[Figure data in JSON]
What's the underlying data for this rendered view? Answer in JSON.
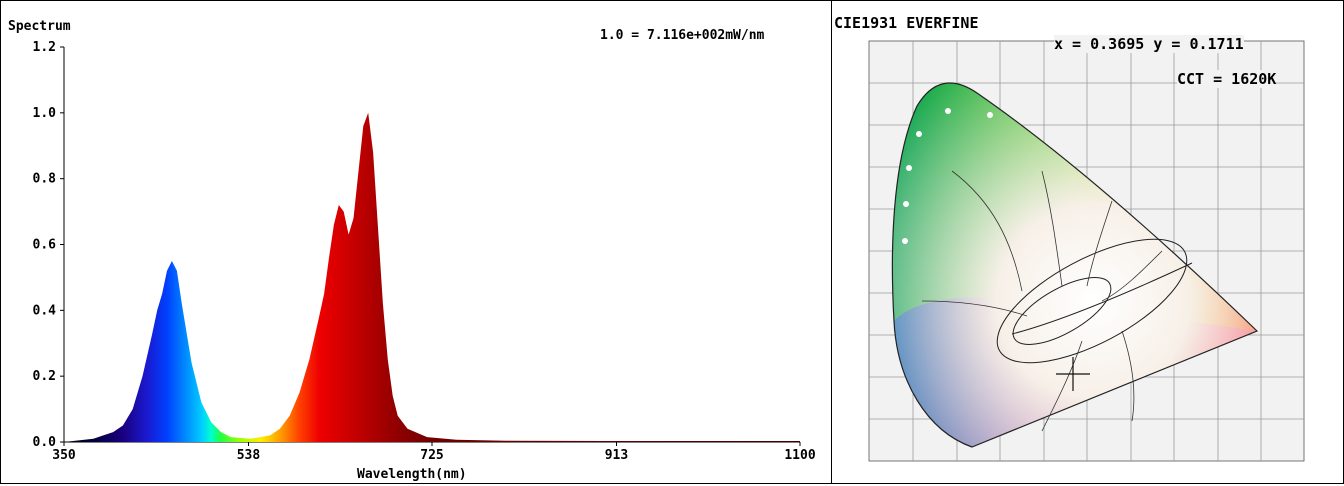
{
  "spectrum": {
    "title": "Spectrum",
    "scale_note": "1.0 = 7.116e+002mW/nm",
    "xlabel": "Wavelength(nm)"
  },
  "chart_data": {
    "type": "area",
    "title": "Spectrum",
    "xlabel": "Wavelength(nm)",
    "ylabel": "",
    "xlim": [
      350,
      1100
    ],
    "ylim": [
      0,
      1.2
    ],
    "x_ticks": [
      "350",
      "538",
      "725",
      "913",
      "1100"
    ],
    "y_ticks": [
      "0.0",
      "0.2",
      "0.4",
      "0.6",
      "0.8",
      "1.0",
      "1.2"
    ],
    "grid": false,
    "x": [
      350,
      380,
      390,
      400,
      410,
      420,
      430,
      440,
      445,
      450,
      455,
      460,
      465,
      470,
      480,
      490,
      500,
      510,
      520,
      540,
      560,
      570,
      580,
      590,
      600,
      610,
      615,
      620,
      625,
      630,
      635,
      640,
      645,
      650,
      655,
      660,
      665,
      670,
      675,
      680,
      685,
      690,
      700,
      720,
      750,
      800,
      900,
      1100
    ],
    "y": [
      0.0,
      0.01,
      0.02,
      0.03,
      0.05,
      0.1,
      0.2,
      0.33,
      0.4,
      0.45,
      0.52,
      0.55,
      0.52,
      0.42,
      0.24,
      0.12,
      0.06,
      0.03,
      0.015,
      0.01,
      0.02,
      0.04,
      0.08,
      0.15,
      0.25,
      0.38,
      0.45,
      0.56,
      0.66,
      0.72,
      0.7,
      0.63,
      0.68,
      0.82,
      0.96,
      1.0,
      0.88,
      0.65,
      0.42,
      0.25,
      0.14,
      0.08,
      0.04,
      0.015,
      0.007,
      0.004,
      0.003,
      0.003
    ]
  },
  "cie": {
    "header": "CIE1931   EVERFINE",
    "xy_readout": "x = 0.3695 y = 0.1711",
    "cct_readout": "CCT = 1620K",
    "marker": {
      "x": 0.3695,
      "y": 0.1711
    }
  }
}
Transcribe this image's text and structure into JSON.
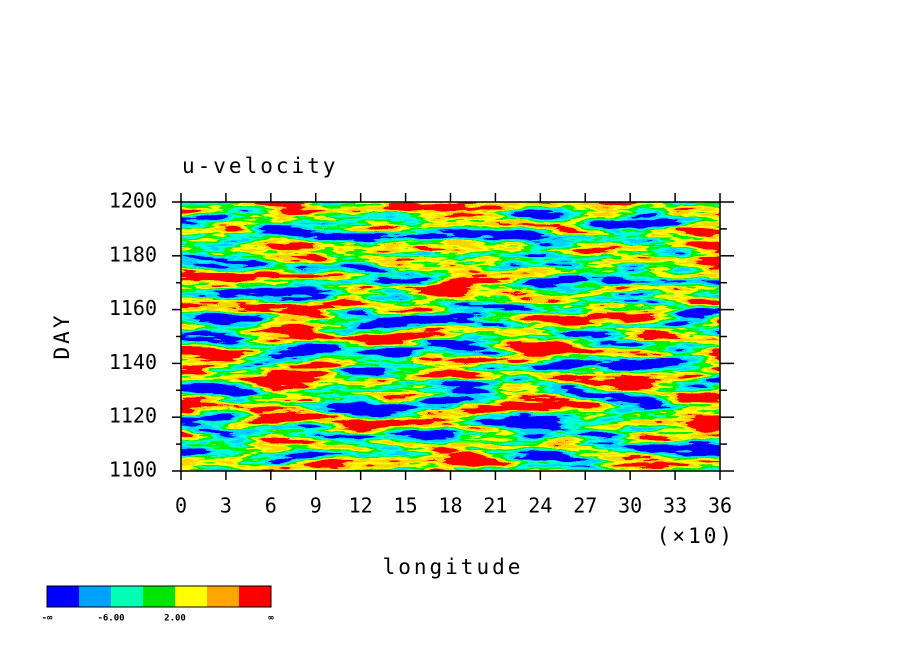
{
  "chart_data": {
    "type": "contour",
    "title": "u-velocity",
    "xlabel": "longitude",
    "ylabel": "DAY",
    "xscale_label": "(×10)",
    "xlim": [
      0,
      36
    ],
    "xticks": [
      0,
      3,
      6,
      9,
      12,
      15,
      18,
      21,
      24,
      27,
      30,
      33,
      36
    ],
    "ylim": [
      1100,
      1200
    ],
    "yticks": [
      1100,
      1120,
      1140,
      1160,
      1180,
      1200
    ],
    "yminor": [
      1110,
      1130,
      1150,
      1170,
      1190
    ],
    "colorbar": {
      "colors": [
        "#0000ff",
        "#00a0ff",
        "#00ffb4",
        "#00e600",
        "#ffff00",
        "#ffa500",
        "#ff0000"
      ],
      "levels": [
        -10,
        -6,
        -2,
        2,
        6,
        10
      ],
      "ticks": [
        {
          "label": "-∞"
        },
        {
          "value": -6,
          "label": "-6.00"
        },
        {
          "value": 2,
          "label": "2.00"
        },
        {
          "label": "∞"
        }
      ]
    }
  }
}
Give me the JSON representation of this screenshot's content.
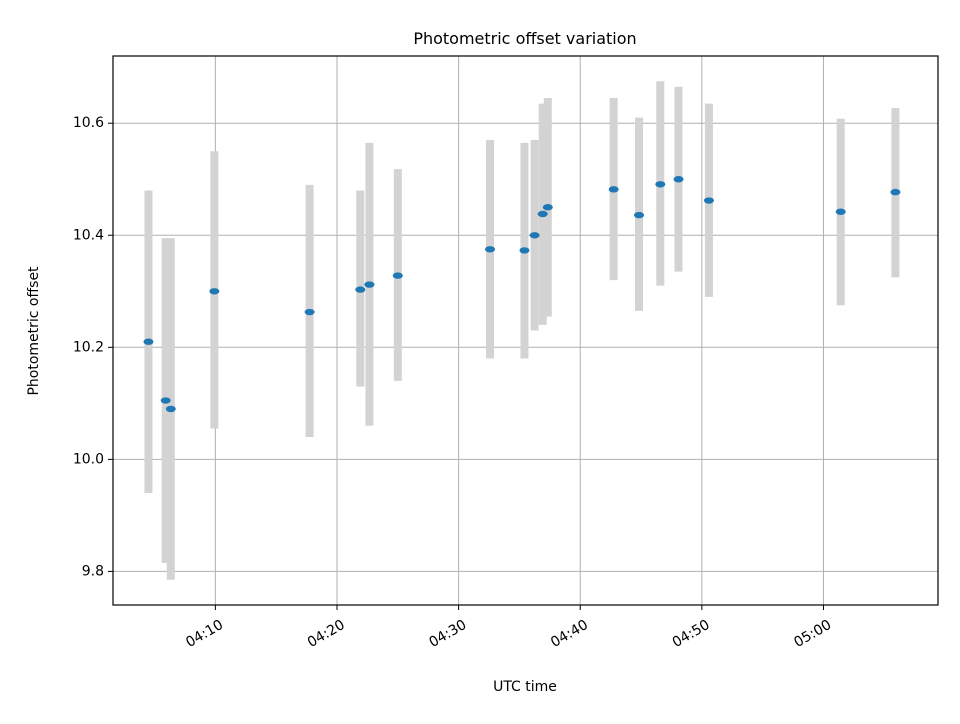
{
  "chart_data": {
    "type": "scatter",
    "title": "Photometric offset variation",
    "xlabel": "UTC time",
    "ylabel": "Photometric offset",
    "x_axis_type": "time",
    "xlim": [
      "04:01:35",
      "05:09:25"
    ],
    "ylim": [
      9.74,
      10.72
    ],
    "x_ticks": [
      "04:10",
      "04:20",
      "04:30",
      "04:40",
      "04:50",
      "05:00"
    ],
    "y_ticks": [
      9.8,
      10.0,
      10.2,
      10.4,
      10.6
    ],
    "grid": true,
    "colors": {
      "marker": "#1f77b4",
      "errorbar": "#d3d3d3",
      "grid": "#b0b0b0"
    },
    "points": [
      {
        "x": "04:04:30",
        "y": 10.21,
        "y_low": 9.94,
        "y_high": 10.48
      },
      {
        "x": "04:05:55",
        "y": 10.105,
        "y_low": 9.815,
        "y_high": 10.395
      },
      {
        "x": "04:06:20",
        "y": 10.09,
        "y_low": 9.785,
        "y_high": 10.395
      },
      {
        "x": "04:09:55",
        "y": 10.3,
        "y_low": 10.055,
        "y_high": 10.55
      },
      {
        "x": "04:17:45",
        "y": 10.263,
        "y_low": 10.04,
        "y_high": 10.49
      },
      {
        "x": "04:21:55",
        "y": 10.303,
        "y_low": 10.13,
        "y_high": 10.48
      },
      {
        "x": "04:22:40",
        "y": 10.312,
        "y_low": 10.06,
        "y_high": 10.565
      },
      {
        "x": "04:25:00",
        "y": 10.328,
        "y_low": 10.14,
        "y_high": 10.518
      },
      {
        "x": "04:32:35",
        "y": 10.375,
        "y_low": 10.18,
        "y_high": 10.57
      },
      {
        "x": "04:35:25",
        "y": 10.373,
        "y_low": 10.18,
        "y_high": 10.565
      },
      {
        "x": "04:36:15",
        "y": 10.4,
        "y_low": 10.23,
        "y_high": 10.57
      },
      {
        "x": "04:36:55",
        "y": 10.438,
        "y_low": 10.24,
        "y_high": 10.635
      },
      {
        "x": "04:37:20",
        "y": 10.45,
        "y_low": 10.255,
        "y_high": 10.645
      },
      {
        "x": "04:42:45",
        "y": 10.482,
        "y_low": 10.32,
        "y_high": 10.645
      },
      {
        "x": "04:44:50",
        "y": 10.436,
        "y_low": 10.265,
        "y_high": 10.61
      },
      {
        "x": "04:46:35",
        "y": 10.491,
        "y_low": 10.31,
        "y_high": 10.675
      },
      {
        "x": "04:48:05",
        "y": 10.5,
        "y_low": 10.335,
        "y_high": 10.665
      },
      {
        "x": "04:50:35",
        "y": 10.462,
        "y_low": 10.29,
        "y_high": 10.635
      },
      {
        "x": "05:01:25",
        "y": 10.442,
        "y_low": 10.275,
        "y_high": 10.608
      },
      {
        "x": "05:05:55",
        "y": 10.477,
        "y_low": 10.325,
        "y_high": 10.627
      }
    ]
  }
}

Your instructions ▸
Select the lines in this material that hold the word "ylabel", leaving none out.

Solution for this problem ▸
    "ylabel": "",
    "ylabel": "DAY",
    "ylabel": "Photometric offset",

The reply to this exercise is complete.